- [Goal of the exercise] Retype the material word for word.

- [Input data]
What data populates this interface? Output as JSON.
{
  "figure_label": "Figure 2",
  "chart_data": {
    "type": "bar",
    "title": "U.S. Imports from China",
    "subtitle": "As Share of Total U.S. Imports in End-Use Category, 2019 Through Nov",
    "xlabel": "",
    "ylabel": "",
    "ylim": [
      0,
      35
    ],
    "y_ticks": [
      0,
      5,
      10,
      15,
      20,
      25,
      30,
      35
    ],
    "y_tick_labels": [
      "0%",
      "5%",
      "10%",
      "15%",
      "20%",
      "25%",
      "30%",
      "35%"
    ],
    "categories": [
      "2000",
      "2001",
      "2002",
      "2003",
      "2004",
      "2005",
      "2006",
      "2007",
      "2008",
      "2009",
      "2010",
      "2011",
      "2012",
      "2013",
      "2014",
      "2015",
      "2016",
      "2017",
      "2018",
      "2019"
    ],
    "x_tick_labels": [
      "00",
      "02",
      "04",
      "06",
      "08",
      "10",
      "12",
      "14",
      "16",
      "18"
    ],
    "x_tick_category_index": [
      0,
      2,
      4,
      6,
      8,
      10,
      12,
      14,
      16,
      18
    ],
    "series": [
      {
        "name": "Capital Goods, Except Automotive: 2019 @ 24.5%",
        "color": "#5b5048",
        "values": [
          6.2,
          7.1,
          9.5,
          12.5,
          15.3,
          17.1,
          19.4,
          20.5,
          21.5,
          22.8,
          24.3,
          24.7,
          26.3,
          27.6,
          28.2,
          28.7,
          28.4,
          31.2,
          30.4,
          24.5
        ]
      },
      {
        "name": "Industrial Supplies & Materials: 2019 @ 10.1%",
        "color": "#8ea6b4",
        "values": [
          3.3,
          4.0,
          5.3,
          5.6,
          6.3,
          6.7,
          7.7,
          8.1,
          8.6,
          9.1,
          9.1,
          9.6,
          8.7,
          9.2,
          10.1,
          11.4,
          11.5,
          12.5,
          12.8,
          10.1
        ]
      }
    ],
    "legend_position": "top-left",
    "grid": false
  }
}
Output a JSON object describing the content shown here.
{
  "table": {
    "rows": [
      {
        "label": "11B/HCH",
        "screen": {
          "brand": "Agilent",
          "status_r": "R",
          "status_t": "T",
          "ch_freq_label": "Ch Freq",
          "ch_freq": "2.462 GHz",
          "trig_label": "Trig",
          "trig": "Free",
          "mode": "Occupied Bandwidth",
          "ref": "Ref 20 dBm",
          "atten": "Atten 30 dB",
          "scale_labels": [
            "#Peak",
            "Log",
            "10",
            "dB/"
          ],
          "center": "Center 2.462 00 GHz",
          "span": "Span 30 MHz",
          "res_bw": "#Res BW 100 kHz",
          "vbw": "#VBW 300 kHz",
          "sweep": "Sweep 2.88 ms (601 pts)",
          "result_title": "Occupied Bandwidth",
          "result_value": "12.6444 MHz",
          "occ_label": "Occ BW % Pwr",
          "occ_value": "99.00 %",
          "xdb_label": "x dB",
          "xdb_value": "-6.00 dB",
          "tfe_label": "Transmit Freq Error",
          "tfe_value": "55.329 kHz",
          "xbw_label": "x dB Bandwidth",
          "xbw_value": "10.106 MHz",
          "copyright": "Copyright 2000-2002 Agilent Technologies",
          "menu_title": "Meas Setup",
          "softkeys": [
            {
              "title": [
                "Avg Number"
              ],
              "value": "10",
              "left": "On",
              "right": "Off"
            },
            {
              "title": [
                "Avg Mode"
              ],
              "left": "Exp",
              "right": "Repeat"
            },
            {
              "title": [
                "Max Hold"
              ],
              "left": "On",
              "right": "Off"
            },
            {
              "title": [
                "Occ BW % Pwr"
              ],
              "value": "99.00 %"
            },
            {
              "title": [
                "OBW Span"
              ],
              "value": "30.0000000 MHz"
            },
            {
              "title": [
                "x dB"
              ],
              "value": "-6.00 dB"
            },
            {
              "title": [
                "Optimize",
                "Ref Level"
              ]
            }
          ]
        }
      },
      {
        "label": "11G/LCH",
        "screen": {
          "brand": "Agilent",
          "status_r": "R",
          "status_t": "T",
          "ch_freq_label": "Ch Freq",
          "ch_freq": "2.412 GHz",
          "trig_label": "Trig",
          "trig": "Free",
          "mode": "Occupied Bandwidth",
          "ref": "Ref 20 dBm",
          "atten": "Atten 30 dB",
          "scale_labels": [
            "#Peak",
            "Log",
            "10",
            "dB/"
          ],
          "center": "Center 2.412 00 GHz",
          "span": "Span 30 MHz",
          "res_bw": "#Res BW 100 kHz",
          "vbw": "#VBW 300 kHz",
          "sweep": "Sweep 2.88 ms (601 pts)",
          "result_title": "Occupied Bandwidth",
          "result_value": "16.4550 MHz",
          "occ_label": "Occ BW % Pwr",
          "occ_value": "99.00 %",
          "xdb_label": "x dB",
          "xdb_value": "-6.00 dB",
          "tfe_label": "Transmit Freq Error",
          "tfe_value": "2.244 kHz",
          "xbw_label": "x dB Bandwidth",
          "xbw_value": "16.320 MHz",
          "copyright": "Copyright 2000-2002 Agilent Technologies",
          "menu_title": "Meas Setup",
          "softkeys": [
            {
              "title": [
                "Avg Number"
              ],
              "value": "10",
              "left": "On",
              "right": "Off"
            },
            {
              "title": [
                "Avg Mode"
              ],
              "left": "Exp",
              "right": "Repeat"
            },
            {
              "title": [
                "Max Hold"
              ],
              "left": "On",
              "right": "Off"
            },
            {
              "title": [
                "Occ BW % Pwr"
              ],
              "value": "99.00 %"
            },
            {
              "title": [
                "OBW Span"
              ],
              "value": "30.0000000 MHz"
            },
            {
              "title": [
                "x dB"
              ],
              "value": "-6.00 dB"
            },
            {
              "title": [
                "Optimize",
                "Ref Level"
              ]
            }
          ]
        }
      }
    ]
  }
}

- [Answer to the task]
What data populates this interface? Output as JSON.
{
  "figure_label": "Figure 2",
  "chart_data": {
    "type": "bar",
    "title": "U.S. Imports from China",
    "subtitle": "As Share of Total U.S. Imports in End-Use Category, 2019 Through Nov",
    "xlabel": "",
    "ylabel": "",
    "ylim": [
      0,
      35
    ],
    "y_ticks": [
      0,
      5,
      10,
      15,
      20,
      25,
      30,
      35
    ],
    "y_tick_labels": [
      "0%",
      "5%",
      "10%",
      "15%",
      "20%",
      "25%",
      "30%",
      "35%"
    ],
    "categories": [
      "2000",
      "2001",
      "2002",
      "2003",
      "2004",
      "2005",
      "2006",
      "2007",
      "2008",
      "2009",
      "2010",
      "2011",
      "2012",
      "2013",
      "2014",
      "2015",
      "2016",
      "2017",
      "2018",
      "2019"
    ],
    "x_tick_labels": [
      "00",
      "02",
      "04",
      "06",
      "08",
      "10",
      "12",
      "14",
      "16",
      "18"
    ],
    "x_tick_category_index": [
      0,
      2,
      4,
      6,
      8,
      10,
      12,
      14,
      16,
      18
    ],
    "series": [
      {
        "name": "Capital Goods, Except Automotive: 2019 @ 24.5%",
        "color": "#5b5048",
        "values": [
          6.2,
          7.1,
          9.5,
          12.5,
          15.3,
          17.1,
          19.4,
          20.5,
          21.5,
          22.8,
          24.3,
          24.7,
          26.3,
          27.6,
          28.2,
          28.7,
          28.4,
          31.2,
          30.4,
          24.5
        ]
      },
      {
        "name": "Industrial Supplies & Materials: 2019 @ 10.1%",
        "color": "#8ea6b4",
        "values": [
          3.3,
          4.0,
          5.3,
          5.6,
          6.3,
          6.7,
          7.7,
          8.1,
          8.6,
          9.1,
          9.1,
          9.6,
          8.7,
          9.2,
          10.1,
          11.4,
          11.5,
          12.5,
          12.8,
          10.1
        ]
      }
    ],
    "legend_position": "top-left",
    "grid": false
  }
}
Output a JSON object describing the content shown here.
{
  "table": {
    "rows": [
      {
        "label": "11B/HCH",
        "screen": {
          "brand": "Agilent",
          "status_r": "R",
          "status_t": "T",
          "ch_freq_label": "Ch Freq",
          "ch_freq": "2.462 GHz",
          "trig_label": "Trig",
          "trig": "Free",
          "mode": "Occupied Bandwidth",
          "ref": "Ref 20 dBm",
          "atten": "Atten 30 dB",
          "scale_labels": [
            "#Peak",
            "Log",
            "10",
            "dB/"
          ],
          "center": "Center 2.462 00 GHz",
          "span": "Span 30 MHz",
          "res_bw": "#Res BW 100 kHz",
          "vbw": "#VBW 300 kHz",
          "sweep": "Sweep 2.88 ms (601 pts)",
          "result_title": "Occupied Bandwidth",
          "result_value": "12.6444 MHz",
          "occ_label": "Occ BW % Pwr",
          "occ_value": "99.00 %",
          "xdb_label": "x dB",
          "xdb_value": "-6.00 dB",
          "tfe_label": "Transmit Freq Error",
          "tfe_value": "55.329 kHz",
          "xbw_label": "x dB Bandwidth",
          "xbw_value": "10.106 MHz",
          "copyright": "Copyright 2000-2002 Agilent Technologies",
          "menu_title": "Meas Setup",
          "softkeys": [
            {
              "title": [
                "Avg Number"
              ],
              "value": "10",
              "left": "On",
              "right": "Off"
            },
            {
              "title": [
                "Avg Mode"
              ],
              "left": "Exp",
              "right": "Repeat"
            },
            {
              "title": [
                "Max Hold"
              ],
              "left": "On",
              "right": "Off"
            },
            {
              "title": [
                "Occ BW % Pwr"
              ],
              "value": "99.00 %"
            },
            {
              "title": [
                "OBW Span"
              ],
              "value": "30.0000000 MHz"
            },
            {
              "title": [
                "x dB"
              ],
              "value": "-6.00 dB"
            },
            {
              "title": [
                "Optimize",
                "Ref Level"
              ]
            }
          ]
        }
      },
      {
        "label": "11G/LCH",
        "screen": {
          "brand": "Agilent",
          "status_r": "R",
          "status_t": "T",
          "ch_freq_label": "Ch Freq",
          "ch_freq": "2.412 GHz",
          "trig_label": "Trig",
          "trig": "Free",
          "mode": "Occupied Bandwidth",
          "ref": "Ref 20 dBm",
          "atten": "Atten 30 dB",
          "scale_labels": [
            "#Peak",
            "Log",
            "10",
            "dB/"
          ],
          "center": "Center 2.412 00 GHz",
          "span": "Span 30 MHz",
          "res_bw": "#Res BW 100 kHz",
          "vbw": "#VBW 300 kHz",
          "sweep": "Sweep 2.88 ms (601 pts)",
          "result_title": "Occupied Bandwidth",
          "result_value": "16.4550 MHz",
          "occ_label": "Occ BW % Pwr",
          "occ_value": "99.00 %",
          "xdb_label": "x dB",
          "xdb_value": "-6.00 dB",
          "tfe_label": "Transmit Freq Error",
          "tfe_value": "2.244 kHz",
          "xbw_label": "x dB Bandwidth",
          "xbw_value": "16.320 MHz",
          "copyright": "Copyright 2000-2002 Agilent Technologies",
          "menu_title": "Meas Setup",
          "softkeys": [
            {
              "title": [
                "Avg Number"
              ],
              "value": "10",
              "left": "On",
              "right": "Off"
            },
            {
              "title": [
                "Avg Mode"
              ],
              "left": "Exp",
              "right": "Repeat"
            },
            {
              "title": [
                "Max Hold"
              ],
              "left": "On",
              "right": "Off"
            },
            {
              "title": [
                "Occ BW % Pwr"
              ],
              "value": "99.00 %"
            },
            {
              "title": [
                "OBW Span"
              ],
              "value": "30.0000000 MHz"
            },
            {
              "title": [
                "x dB"
              ],
              "value": "-6.00 dB"
            },
            {
              "title": [
                "Optimize",
                "Ref Level"
              ]
            }
          ]
        }
      }
    ]
  }
}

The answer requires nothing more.